-- START --

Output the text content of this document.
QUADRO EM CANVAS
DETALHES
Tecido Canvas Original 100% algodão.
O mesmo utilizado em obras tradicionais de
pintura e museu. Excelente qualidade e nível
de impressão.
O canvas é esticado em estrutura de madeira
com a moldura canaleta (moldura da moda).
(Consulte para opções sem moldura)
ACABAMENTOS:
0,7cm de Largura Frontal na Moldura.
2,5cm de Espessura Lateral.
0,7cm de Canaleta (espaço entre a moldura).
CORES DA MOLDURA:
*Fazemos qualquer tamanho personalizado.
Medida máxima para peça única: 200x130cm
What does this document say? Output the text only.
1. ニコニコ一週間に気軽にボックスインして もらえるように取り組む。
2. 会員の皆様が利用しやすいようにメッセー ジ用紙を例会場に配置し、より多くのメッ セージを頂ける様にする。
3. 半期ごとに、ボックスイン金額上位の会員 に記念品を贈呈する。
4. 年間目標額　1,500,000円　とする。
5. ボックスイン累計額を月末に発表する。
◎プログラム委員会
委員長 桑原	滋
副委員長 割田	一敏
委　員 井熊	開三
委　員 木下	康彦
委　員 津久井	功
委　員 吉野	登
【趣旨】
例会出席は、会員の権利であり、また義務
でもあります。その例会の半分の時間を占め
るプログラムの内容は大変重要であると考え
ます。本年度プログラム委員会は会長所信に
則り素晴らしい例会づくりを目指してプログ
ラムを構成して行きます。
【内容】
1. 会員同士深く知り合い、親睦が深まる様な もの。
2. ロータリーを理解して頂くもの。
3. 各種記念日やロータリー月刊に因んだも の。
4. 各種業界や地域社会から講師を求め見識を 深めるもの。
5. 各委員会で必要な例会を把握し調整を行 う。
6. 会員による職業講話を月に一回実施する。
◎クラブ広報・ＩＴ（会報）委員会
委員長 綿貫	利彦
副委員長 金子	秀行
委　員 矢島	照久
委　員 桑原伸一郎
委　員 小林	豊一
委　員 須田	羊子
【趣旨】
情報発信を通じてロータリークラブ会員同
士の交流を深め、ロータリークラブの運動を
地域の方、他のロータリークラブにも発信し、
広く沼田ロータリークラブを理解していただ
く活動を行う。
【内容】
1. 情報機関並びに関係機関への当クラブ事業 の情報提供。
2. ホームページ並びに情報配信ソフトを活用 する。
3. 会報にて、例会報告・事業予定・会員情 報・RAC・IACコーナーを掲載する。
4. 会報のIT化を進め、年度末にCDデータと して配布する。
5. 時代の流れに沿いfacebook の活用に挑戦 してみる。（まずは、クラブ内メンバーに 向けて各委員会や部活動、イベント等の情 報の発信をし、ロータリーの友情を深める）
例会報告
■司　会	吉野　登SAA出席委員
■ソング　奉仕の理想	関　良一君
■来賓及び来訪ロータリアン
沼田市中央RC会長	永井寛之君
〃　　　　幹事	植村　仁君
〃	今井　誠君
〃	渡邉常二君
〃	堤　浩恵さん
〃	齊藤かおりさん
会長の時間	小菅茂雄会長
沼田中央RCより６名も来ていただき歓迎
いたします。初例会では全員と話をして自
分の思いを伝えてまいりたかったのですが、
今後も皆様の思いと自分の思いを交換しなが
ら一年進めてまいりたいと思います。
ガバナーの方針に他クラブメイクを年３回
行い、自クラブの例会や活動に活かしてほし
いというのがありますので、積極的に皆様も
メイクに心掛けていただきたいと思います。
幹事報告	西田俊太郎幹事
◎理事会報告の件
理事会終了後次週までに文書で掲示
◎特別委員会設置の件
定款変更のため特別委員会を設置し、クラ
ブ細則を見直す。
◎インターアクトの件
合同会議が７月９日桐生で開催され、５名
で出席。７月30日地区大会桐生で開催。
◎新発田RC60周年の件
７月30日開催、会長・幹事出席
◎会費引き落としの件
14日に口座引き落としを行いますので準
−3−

-- END --

→ **EXERCISE DIRECTIONS**: In the lines above, find each one with "例会報告" and list it.

→ **TASK ANSWER**:
3. 会報にて、例会報告・事業予定・会員情 報・RAC・IACコーナーを掲載する。
例会報告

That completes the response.